* _What you have to do_:
Repeat the lines below exactly as they appear, but leave out the images.

------

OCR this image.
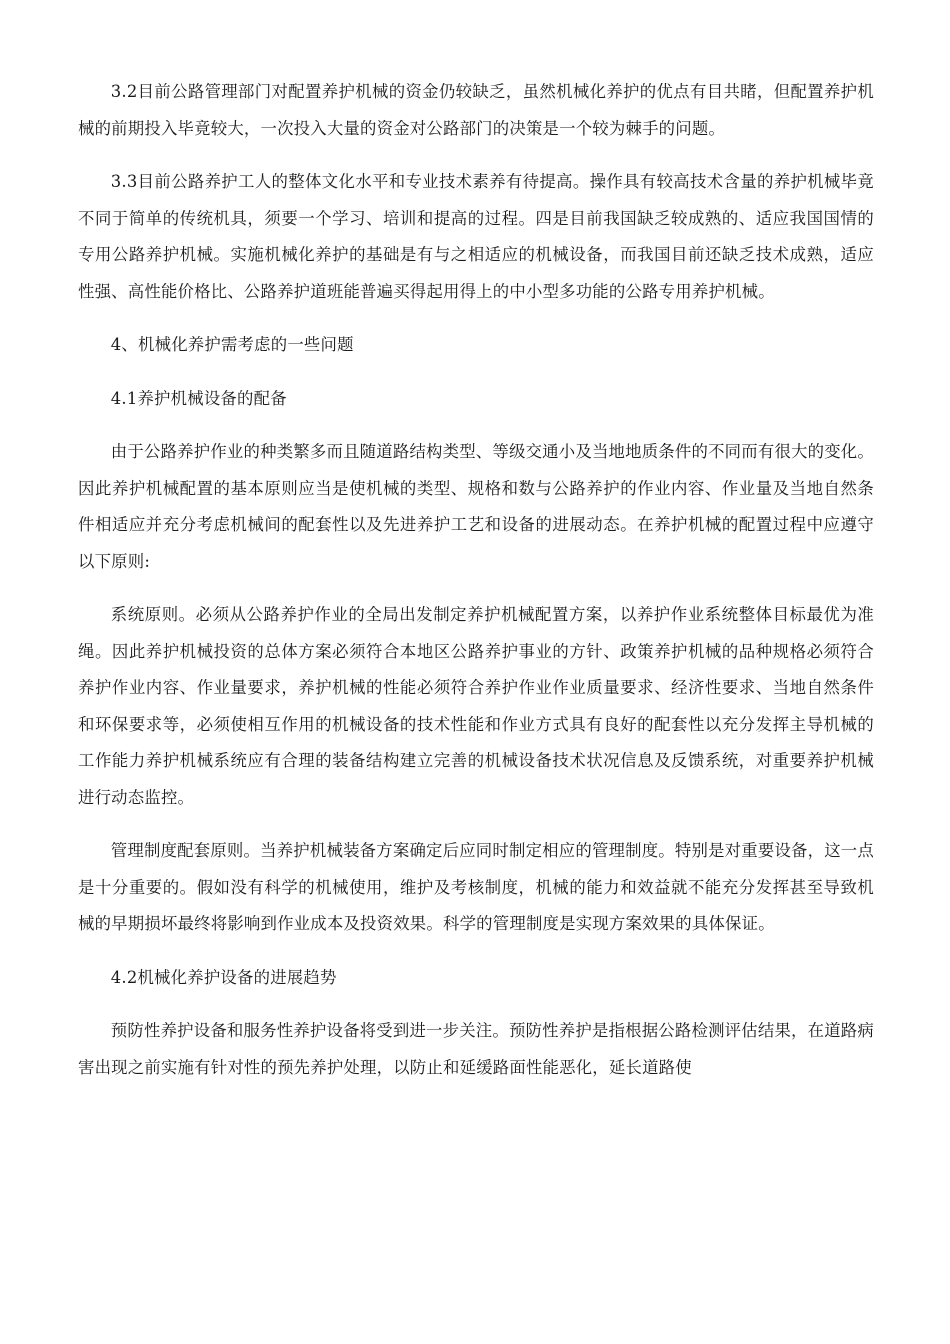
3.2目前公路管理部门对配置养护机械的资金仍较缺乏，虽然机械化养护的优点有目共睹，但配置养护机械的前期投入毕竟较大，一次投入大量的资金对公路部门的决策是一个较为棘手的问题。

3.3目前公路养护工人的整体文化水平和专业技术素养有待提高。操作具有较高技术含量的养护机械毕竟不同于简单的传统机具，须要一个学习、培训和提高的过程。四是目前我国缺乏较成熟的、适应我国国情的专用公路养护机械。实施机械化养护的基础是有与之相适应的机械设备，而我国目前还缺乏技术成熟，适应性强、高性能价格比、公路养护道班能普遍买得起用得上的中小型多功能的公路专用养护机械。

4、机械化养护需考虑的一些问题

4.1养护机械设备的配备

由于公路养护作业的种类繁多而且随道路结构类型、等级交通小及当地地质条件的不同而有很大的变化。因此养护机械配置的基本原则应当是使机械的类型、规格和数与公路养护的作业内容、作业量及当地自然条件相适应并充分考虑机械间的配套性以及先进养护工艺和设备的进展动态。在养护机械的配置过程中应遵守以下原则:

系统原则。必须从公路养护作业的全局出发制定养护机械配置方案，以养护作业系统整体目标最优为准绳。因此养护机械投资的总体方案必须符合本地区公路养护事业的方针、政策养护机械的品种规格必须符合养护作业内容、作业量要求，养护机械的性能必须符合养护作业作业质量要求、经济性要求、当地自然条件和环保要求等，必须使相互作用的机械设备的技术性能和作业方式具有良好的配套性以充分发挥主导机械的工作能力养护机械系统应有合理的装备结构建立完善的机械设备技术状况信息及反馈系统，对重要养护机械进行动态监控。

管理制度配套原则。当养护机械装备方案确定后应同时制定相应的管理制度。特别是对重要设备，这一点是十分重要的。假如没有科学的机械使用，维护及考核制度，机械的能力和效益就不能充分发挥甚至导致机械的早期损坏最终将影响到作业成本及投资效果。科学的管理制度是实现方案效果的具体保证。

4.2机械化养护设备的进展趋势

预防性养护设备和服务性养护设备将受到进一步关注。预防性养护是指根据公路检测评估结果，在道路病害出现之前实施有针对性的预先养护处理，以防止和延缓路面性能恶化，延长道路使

------

* _Correct response_:
OCR this image.
3.2目前公路管理部门对配置养护机械的资金仍较缺乏，虽然机械化养护的优点有目共睹，但配置养护机械的前期投入毕竟较大，一次投入大量的资金对公路部门的决策是一个较为棘手的问题。

3.3目前公路养护工人的整体文化水平和专业技术素养有待提高。操作具有较高技术含量的养护机械毕竟不同于简单的传统机具，须要一个学习、培训和提高的过程。四是目前我国缺乏较成熟的、适应我国国情的专用公路养护机械。实施机械化养护的基础是有与之相适应的机械设备，而我国目前还缺乏技术成熟，适应性强、高性能价格比、公路养护道班能普遍买得起用得上的中小型多功能的公路专用养护机械。

4、机械化养护需考虑的一些问题

4.1养护机械设备的配备

由于公路养护作业的种类繁多而且随道路结构类型、等级交通小及当地地质条件的不同而有很大的变化。因此养护机械配置的基本原则应当是使机械的类型、规格和数与公路养护的作业内容、作业量及当地自然条件相适应并充分考虑机械间的配套性以及先进养护工艺和设备的进展动态。在养护机械的配置过程中应遵守以下原则:

系统原则。必须从公路养护作业的全局出发制定养护机械配置方案，以养护作业系统整体目标最优为准绳。因此养护机械投资的总体方案必须符合本地区公路养护事业的方针、政策养护机械的品种规格必须符合养护作业内容、作业量要求，养护机械的性能必须符合养护作业作业质量要求、经济性要求、当地自然条件和环保要求等，必须使相互作用的机械设备的技术性能和作业方式具有良好的配套性以充分发挥主导机械的工作能力养护机械系统应有合理的装备结构建立完善的机械设备技术状况信息及反馈系统，对重要养护机械进行动态监控。

管理制度配套原则。当养护机械装备方案确定后应同时制定相应的管理制度。特别是对重要设备，这一点是十分重要的。假如没有科学的机械使用，维护及考核制度，机械的能力和效益就不能充分发挥甚至导致机械的早期损坏最终将影响到作业成本及投资效果。科学的管理制度是实现方案效果的具体保证。

4.2机械化养护设备的进展趋势

预防性养护设备和服务性养护设备将受到进一步关注。预防性养护是指根据公路检测评估结果，在道路病害出现之前实施有针对性的预先养护处理，以防止和延缓路面性能恶化，延长道路使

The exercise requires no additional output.